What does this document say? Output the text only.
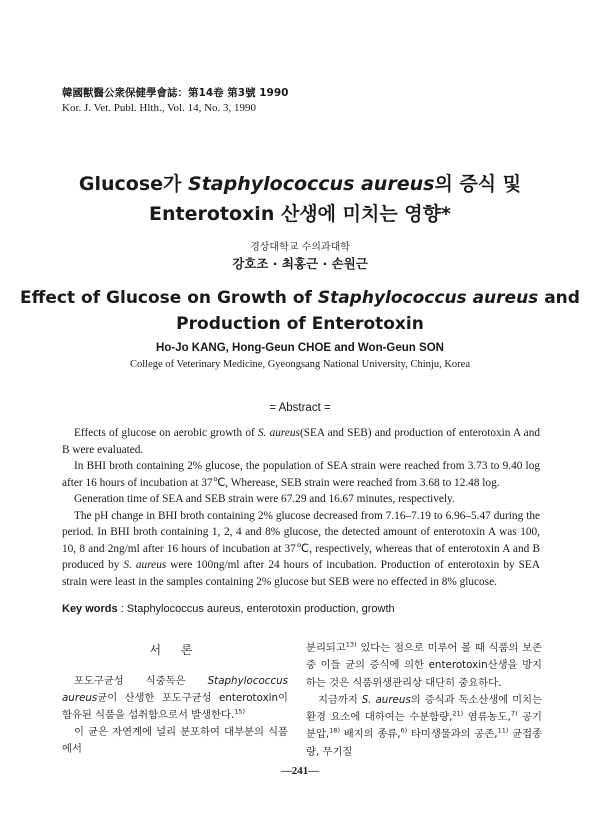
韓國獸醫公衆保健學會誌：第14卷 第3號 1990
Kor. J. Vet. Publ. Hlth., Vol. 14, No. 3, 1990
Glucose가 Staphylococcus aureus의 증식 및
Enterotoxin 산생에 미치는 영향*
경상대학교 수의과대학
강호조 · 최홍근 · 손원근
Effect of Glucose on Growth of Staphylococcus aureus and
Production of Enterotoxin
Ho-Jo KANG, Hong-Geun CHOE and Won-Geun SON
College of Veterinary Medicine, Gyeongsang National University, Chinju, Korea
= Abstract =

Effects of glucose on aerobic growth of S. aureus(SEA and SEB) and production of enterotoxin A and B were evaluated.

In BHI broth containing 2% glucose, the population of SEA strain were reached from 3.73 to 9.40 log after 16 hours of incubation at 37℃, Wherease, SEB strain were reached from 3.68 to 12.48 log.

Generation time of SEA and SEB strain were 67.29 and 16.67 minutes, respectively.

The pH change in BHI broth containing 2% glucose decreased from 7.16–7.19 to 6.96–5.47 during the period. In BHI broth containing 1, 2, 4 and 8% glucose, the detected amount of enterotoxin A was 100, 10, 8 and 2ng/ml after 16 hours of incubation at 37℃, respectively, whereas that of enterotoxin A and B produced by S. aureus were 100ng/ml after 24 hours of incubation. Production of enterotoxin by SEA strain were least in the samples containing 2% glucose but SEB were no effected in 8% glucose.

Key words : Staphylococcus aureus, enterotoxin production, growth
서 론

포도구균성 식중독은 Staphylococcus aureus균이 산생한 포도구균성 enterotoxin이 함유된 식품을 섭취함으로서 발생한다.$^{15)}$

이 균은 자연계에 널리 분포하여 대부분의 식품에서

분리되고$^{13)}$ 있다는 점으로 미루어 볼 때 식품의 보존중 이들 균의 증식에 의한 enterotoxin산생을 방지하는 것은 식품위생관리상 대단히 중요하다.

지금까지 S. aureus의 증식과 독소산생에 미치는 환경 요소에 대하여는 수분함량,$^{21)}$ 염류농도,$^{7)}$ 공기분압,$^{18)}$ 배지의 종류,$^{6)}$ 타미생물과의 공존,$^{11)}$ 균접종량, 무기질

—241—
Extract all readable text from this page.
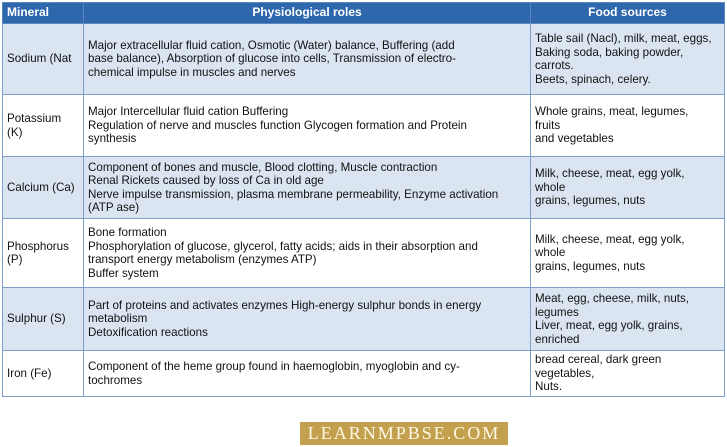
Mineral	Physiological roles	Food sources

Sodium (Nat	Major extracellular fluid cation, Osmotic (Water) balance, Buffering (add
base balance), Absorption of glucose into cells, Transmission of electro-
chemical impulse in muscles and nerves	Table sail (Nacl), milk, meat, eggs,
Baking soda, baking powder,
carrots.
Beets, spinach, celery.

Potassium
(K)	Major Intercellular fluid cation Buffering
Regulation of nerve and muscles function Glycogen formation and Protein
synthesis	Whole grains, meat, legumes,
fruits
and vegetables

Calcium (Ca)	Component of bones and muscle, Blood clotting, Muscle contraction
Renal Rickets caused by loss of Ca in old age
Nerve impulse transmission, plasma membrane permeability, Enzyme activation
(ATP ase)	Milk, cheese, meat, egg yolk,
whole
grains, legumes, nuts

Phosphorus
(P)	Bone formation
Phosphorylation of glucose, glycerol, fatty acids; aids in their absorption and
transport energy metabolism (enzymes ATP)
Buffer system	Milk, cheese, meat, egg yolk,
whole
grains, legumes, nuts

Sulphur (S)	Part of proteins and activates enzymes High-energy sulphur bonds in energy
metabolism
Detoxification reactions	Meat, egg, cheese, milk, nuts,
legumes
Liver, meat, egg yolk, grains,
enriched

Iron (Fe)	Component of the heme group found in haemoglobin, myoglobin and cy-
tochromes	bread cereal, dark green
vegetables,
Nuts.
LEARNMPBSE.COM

--

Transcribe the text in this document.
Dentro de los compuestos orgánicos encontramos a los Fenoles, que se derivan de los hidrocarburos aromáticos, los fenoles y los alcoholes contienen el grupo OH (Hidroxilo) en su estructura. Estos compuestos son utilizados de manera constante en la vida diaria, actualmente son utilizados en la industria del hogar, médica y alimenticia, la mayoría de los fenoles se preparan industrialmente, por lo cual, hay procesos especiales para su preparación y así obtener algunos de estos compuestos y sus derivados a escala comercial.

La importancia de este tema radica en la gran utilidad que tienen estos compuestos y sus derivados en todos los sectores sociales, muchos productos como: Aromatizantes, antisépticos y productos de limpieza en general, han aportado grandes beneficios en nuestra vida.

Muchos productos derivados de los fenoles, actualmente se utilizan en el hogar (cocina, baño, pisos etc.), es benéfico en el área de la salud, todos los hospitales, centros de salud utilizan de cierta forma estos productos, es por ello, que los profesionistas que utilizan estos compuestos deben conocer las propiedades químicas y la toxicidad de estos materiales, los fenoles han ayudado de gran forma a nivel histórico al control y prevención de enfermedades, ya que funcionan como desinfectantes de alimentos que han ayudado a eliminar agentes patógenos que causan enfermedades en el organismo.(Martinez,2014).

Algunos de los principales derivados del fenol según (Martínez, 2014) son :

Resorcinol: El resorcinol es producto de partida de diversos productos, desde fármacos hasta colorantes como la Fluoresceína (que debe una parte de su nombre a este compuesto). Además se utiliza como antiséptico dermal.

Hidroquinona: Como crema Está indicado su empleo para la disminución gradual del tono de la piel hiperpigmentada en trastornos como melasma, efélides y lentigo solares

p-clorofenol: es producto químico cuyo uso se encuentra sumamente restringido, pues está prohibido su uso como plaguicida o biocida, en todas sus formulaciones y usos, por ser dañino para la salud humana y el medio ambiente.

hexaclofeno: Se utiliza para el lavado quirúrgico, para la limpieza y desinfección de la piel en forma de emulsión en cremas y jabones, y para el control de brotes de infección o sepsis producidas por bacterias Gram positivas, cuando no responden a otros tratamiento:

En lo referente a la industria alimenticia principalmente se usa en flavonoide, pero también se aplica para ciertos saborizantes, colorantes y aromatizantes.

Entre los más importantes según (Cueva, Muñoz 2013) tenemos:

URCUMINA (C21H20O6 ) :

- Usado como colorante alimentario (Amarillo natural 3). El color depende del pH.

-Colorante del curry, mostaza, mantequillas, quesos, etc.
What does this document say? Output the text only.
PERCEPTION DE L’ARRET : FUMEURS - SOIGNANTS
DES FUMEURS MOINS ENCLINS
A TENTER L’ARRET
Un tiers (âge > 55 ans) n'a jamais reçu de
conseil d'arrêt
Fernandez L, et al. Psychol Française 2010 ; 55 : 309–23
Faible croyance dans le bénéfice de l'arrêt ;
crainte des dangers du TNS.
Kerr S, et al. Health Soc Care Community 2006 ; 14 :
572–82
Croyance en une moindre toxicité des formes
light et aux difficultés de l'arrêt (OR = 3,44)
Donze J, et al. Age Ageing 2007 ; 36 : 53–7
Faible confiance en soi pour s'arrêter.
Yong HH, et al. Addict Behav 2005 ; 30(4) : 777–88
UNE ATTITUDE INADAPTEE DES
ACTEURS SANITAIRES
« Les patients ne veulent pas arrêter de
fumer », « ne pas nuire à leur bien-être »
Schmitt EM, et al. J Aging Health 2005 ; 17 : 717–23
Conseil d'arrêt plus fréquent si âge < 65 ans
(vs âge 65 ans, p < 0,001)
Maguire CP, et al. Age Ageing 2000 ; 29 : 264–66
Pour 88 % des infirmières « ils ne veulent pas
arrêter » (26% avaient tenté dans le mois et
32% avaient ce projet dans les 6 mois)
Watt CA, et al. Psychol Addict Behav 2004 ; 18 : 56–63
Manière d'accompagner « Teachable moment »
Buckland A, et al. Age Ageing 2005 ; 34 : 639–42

◆ What you should do
Copy all lines of the records that have the string "Behav" in them.

◆ Result for this exercise
Yong HH, et al. Addict Behav 2005 ; 30(4) : 777–88
Watt CA, et al. Psychol Addict Behav 2004 ; 18 : 56–63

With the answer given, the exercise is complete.